Transcribe all of the material exactly, except for its pictures.
--- start Information given ---
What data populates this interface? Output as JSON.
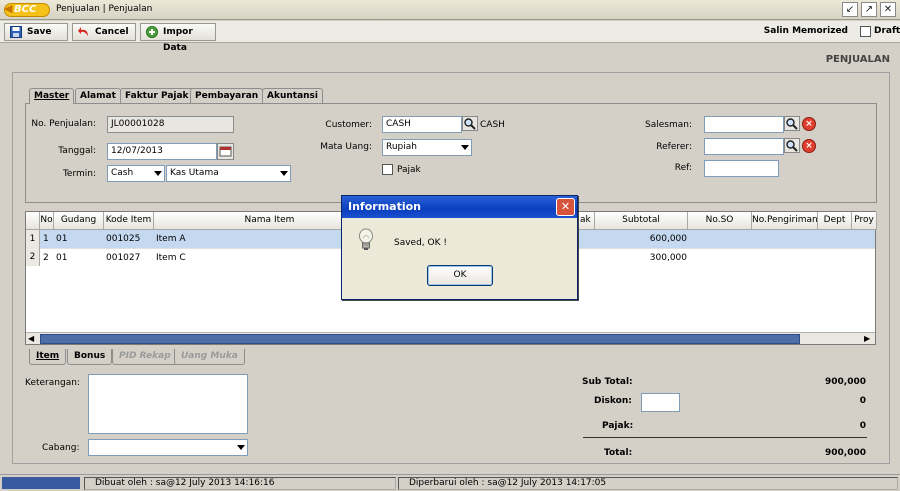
{
  "window": {
    "logo_text": "BCC",
    "title": "Penjualan | Penjualan"
  },
  "toolbar": {
    "save_label": "Save",
    "cancel_label": "Cancel",
    "import_label": "Impor Data",
    "salin_label": "Salin Memorized",
    "draft_label": "Draft"
  },
  "page_title": "PENJUALAN",
  "tabs": [
    "Master",
    "Alamat",
    "Faktur Pajak",
    "Pembayaran",
    "Akuntansi"
  ],
  "master": {
    "no_penjualan_label": "No. Penjualan:",
    "no_penjualan_value": "JL00001028",
    "tanggal_label": "Tanggal:",
    "tanggal_value": "12/07/2013",
    "termin_label": "Termin:",
    "termin_value": "Cash",
    "kas_value": "Kas Utama",
    "customer_label": "Customer:",
    "customer_value": "CASH",
    "customer_name": "CASH",
    "mata_uang_label": "Mata Uang:",
    "mata_uang_value": "Rupiah",
    "pajak_label": "Pajak",
    "salesman_label": "Salesman:",
    "salesman_value": "",
    "referer_label": "Referer:",
    "referer_value": "",
    "ref_label": "Ref:",
    "ref_value": ""
  },
  "grid": {
    "columns_left": [
      "No",
      "Gudang",
      "Kode Item",
      "Nama Item"
    ],
    "columns_right": [
      "Subtotal",
      "No.SO",
      "No.Pengiriman",
      "Dept",
      "Proy"
    ],
    "partial_col": "ak",
    "rows": [
      {
        "row": "1",
        "no": "1",
        "gudang": "01",
        "kode": "001025",
        "nama": "Item A",
        "subtotal": "600,000"
      },
      {
        "row": "2",
        "no": "2",
        "gudang": "01",
        "kode": "001027",
        "nama": "Item C",
        "subtotal": "300,000"
      }
    ]
  },
  "bottom_tabs": [
    "Item",
    "Bonus",
    "PID Rekap",
    "Uang Muka"
  ],
  "keterangan_label": "Keterangan:",
  "cabang_label": "Cabang:",
  "summary": {
    "subtotal_label": "Sub Total:",
    "subtotal_value": "900,000",
    "diskon_label": "Diskon:",
    "diskon_value": "0",
    "pajak_label": "Pajak:",
    "pajak_value": "0",
    "total_label": "Total:",
    "total_value": "900,000"
  },
  "status": {
    "dibuat": "Dibuat oleh : sa@12 July 2013  14:16:16",
    "diperbarui": "Diperbarui oleh : sa@12 July 2013  14:17:05"
  },
  "dialog": {
    "title": "Information",
    "message": "Saved, OK !",
    "ok_label": "OK",
    "close_glyph": "✕"
  },
  "colors": {
    "selected_row": "#c4d8ef",
    "dialog_title": "#0b3fbe"
  }
}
--- end Information given ---
Solution
What data populates this interface? Output as JSON.
{
  "window": {
    "logo_text": "BCC",
    "title": "Penjualan | Penjualan"
  },
  "toolbar": {
    "save_label": "Save",
    "cancel_label": "Cancel",
    "import_label": "Impor Data",
    "salin_label": "Salin Memorized",
    "draft_label": "Draft"
  },
  "page_title": "PENJUALAN",
  "tabs": [
    "Master",
    "Alamat",
    "Faktur Pajak",
    "Pembayaran",
    "Akuntansi"
  ],
  "master": {
    "no_penjualan_label": "No. Penjualan:",
    "no_penjualan_value": "JL00001028",
    "tanggal_label": "Tanggal:",
    "tanggal_value": "12/07/2013",
    "termin_label": "Termin:",
    "termin_value": "Cash",
    "kas_value": "Kas Utama",
    "customer_label": "Customer:",
    "customer_value": "CASH",
    "customer_name": "CASH",
    "mata_uang_label": "Mata Uang:",
    "mata_uang_value": "Rupiah",
    "pajak_label": "Pajak",
    "salesman_label": "Salesman:",
    "salesman_value": "",
    "referer_label": "Referer:",
    "referer_value": "",
    "ref_label": "Ref:",
    "ref_value": ""
  },
  "grid": {
    "columns_left": [
      "No",
      "Gudang",
      "Kode Item",
      "Nama Item"
    ],
    "columns_right": [
      "Subtotal",
      "No.SO",
      "No.Pengiriman",
      "Dept",
      "Proy"
    ],
    "partial_col": "ak",
    "rows": [
      {
        "row": "1",
        "no": "1",
        "gudang": "01",
        "kode": "001025",
        "nama": "Item A",
        "subtotal": "600,000"
      },
      {
        "row": "2",
        "no": "2",
        "gudang": "01",
        "kode": "001027",
        "nama": "Item C",
        "subtotal": "300,000"
      }
    ]
  },
  "bottom_tabs": [
    "Item",
    "Bonus",
    "PID Rekap",
    "Uang Muka"
  ],
  "keterangan_label": "Keterangan:",
  "cabang_label": "Cabang:",
  "summary": {
    "subtotal_label": "Sub Total:",
    "subtotal_value": "900,000",
    "diskon_label": "Diskon:",
    "diskon_value": "0",
    "pajak_label": "Pajak:",
    "pajak_value": "0",
    "total_label": "Total:",
    "total_value": "900,000"
  },
  "status": {
    "dibuat": "Dibuat oleh : sa@12 July 2013  14:16:16",
    "diperbarui": "Diperbarui oleh : sa@12 July 2013  14:17:05"
  },
  "dialog": {
    "title": "Information",
    "message": "Saved, OK !",
    "ok_label": "OK",
    "close_glyph": "✕"
  },
  "colors": {
    "selected_row": "#c4d8ef",
    "dialog_title": "#0b3fbe"
  }
}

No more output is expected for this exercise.